- **TASK PROMPT**:
In the listing below, pick out lines with "title".

Dataset excerpt

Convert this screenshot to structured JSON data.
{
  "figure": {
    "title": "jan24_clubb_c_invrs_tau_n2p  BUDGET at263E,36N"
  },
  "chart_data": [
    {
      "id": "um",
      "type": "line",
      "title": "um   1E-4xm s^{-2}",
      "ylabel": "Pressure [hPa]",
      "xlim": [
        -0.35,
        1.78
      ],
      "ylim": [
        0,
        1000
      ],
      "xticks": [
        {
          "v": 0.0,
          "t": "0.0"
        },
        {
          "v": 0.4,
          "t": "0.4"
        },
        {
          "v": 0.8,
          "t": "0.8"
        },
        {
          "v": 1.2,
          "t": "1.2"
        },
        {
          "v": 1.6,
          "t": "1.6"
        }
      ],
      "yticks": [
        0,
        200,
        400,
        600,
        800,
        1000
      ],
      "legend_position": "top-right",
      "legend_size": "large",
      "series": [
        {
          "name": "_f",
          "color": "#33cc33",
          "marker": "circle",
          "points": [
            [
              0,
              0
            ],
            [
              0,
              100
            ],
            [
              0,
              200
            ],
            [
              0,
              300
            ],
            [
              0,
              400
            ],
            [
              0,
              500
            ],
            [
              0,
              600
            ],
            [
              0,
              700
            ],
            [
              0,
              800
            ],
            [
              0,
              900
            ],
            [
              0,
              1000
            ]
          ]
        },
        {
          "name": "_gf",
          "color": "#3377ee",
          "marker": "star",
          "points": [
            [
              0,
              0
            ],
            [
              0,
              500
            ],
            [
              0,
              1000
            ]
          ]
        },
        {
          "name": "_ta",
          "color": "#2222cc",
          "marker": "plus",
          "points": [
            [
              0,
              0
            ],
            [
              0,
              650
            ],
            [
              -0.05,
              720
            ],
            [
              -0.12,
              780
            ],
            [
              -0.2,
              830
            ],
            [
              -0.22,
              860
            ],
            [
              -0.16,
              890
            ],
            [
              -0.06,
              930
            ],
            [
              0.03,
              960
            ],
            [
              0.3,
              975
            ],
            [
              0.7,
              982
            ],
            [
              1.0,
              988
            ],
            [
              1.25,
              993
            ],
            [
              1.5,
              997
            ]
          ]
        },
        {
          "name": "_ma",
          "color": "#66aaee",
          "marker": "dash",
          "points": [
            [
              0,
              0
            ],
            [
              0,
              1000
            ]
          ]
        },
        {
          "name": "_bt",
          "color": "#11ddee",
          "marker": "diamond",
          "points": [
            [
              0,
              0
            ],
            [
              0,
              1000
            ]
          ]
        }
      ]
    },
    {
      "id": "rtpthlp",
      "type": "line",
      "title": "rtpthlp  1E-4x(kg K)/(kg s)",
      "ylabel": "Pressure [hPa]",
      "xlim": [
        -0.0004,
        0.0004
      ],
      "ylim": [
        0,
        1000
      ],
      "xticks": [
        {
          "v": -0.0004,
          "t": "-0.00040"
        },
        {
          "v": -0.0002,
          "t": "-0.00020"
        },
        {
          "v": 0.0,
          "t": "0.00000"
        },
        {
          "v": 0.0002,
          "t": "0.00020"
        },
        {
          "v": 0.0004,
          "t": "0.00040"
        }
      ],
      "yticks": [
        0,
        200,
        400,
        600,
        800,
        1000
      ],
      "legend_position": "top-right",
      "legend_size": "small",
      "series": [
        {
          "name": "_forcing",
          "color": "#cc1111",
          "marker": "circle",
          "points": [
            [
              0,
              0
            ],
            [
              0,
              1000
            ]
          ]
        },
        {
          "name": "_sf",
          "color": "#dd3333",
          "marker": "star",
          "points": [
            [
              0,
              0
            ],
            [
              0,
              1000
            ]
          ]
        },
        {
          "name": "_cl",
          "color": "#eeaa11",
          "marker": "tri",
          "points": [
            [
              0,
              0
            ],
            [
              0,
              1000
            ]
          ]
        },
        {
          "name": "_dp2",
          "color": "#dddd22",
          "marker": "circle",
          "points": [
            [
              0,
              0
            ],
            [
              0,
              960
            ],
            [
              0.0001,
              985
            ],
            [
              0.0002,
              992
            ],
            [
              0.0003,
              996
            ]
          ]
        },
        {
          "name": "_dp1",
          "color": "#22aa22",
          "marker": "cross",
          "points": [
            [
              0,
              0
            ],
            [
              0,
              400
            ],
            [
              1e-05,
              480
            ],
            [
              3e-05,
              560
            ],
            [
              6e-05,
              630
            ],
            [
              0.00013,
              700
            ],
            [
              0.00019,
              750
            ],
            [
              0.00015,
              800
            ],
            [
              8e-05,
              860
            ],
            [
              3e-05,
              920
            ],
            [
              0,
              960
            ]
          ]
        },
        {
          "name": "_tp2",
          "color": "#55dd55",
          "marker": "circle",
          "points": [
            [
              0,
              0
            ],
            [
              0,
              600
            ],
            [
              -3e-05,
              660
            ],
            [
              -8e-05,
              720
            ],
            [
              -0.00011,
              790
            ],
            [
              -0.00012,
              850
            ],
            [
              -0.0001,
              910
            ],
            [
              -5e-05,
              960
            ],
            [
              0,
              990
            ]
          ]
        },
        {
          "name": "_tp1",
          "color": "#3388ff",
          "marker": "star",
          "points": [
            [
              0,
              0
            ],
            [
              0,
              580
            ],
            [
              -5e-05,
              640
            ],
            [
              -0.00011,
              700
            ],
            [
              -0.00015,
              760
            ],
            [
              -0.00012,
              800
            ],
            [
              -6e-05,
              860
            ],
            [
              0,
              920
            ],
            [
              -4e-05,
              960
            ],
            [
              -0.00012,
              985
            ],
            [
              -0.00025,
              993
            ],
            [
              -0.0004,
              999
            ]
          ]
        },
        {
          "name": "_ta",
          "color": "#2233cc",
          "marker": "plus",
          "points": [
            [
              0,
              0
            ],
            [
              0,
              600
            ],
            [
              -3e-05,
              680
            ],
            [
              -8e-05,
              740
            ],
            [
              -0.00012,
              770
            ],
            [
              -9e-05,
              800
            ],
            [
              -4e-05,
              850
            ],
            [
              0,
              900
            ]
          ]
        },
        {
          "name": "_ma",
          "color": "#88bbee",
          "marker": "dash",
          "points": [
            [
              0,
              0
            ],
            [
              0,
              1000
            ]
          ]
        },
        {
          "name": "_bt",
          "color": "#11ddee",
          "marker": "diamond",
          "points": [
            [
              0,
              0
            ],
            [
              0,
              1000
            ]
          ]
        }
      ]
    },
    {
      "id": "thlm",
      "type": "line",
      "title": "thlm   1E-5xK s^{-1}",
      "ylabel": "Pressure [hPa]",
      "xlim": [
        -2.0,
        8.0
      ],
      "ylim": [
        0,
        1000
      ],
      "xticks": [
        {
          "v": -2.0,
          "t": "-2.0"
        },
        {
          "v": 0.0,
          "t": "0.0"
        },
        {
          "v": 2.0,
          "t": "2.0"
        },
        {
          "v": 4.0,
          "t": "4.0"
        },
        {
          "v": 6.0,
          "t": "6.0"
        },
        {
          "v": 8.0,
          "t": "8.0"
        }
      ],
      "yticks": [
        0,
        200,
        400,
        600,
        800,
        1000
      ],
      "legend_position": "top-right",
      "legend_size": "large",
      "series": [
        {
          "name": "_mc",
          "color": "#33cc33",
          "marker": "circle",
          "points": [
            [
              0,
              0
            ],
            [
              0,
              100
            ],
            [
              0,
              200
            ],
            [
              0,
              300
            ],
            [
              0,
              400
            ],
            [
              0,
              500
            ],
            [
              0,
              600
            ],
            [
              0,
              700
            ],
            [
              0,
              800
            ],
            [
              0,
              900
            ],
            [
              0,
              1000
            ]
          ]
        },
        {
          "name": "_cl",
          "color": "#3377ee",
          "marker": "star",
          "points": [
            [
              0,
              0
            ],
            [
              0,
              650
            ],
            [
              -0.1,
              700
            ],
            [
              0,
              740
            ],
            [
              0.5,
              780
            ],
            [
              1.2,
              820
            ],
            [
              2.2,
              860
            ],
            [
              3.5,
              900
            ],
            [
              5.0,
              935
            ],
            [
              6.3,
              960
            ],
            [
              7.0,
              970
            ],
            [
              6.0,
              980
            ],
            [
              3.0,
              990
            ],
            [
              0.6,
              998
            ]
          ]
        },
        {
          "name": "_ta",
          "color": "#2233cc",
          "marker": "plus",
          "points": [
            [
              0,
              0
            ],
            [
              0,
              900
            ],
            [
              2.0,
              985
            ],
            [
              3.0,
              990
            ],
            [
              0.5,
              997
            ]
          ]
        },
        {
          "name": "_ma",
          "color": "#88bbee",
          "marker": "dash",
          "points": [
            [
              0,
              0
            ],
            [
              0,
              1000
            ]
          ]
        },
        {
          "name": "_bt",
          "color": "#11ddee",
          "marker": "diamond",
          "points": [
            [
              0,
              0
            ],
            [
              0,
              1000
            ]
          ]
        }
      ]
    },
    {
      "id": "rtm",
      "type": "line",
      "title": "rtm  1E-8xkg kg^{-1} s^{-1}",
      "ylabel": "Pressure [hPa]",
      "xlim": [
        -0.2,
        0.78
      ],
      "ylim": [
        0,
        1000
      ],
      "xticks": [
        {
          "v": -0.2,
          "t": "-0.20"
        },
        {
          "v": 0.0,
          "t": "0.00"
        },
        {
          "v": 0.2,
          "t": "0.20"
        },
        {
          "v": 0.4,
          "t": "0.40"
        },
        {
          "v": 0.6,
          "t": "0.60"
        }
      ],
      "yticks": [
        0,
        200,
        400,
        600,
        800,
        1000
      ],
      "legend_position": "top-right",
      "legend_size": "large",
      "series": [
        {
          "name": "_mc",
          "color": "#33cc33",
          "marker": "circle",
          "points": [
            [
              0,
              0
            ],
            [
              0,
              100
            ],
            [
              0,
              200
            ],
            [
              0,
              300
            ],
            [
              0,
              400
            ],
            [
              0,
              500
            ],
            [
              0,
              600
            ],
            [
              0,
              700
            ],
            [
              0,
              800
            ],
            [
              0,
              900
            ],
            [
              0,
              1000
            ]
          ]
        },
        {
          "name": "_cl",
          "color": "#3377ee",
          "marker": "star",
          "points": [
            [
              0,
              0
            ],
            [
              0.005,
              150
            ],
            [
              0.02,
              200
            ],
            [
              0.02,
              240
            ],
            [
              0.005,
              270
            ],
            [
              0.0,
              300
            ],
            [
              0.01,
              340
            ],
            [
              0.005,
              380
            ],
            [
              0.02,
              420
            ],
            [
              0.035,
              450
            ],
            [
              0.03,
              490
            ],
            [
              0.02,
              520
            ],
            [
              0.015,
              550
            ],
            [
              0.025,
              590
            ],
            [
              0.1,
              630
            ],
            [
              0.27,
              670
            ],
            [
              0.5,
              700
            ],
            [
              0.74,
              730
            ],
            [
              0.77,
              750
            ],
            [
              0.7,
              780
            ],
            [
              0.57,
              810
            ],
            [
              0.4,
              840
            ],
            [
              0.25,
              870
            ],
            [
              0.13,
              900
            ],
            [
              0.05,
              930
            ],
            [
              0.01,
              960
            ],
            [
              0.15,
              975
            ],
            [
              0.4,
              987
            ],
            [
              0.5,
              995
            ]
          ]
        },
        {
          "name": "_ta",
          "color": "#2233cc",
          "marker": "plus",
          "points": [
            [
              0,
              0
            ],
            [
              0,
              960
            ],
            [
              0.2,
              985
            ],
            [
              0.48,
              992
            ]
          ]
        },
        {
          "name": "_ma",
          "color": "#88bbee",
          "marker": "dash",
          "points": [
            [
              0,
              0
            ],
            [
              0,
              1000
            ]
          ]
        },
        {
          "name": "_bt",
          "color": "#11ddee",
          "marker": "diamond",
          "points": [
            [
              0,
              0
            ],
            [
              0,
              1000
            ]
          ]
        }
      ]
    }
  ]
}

- **PROBLEM SOLUTION**:
    "title": "jan24_clubb_c_invrs_tau_n2p  BUDGET at263E,36N"
      "title": "um   1E-4xm s^{-2}",
      "title": "rtpthlp  1E-4x(kg K)/(kg s)",
      "title": "thlm   1E-5xK s^{-1}",
      "title": "rtm  1E-8xkg kg^{-1} s^{-1}",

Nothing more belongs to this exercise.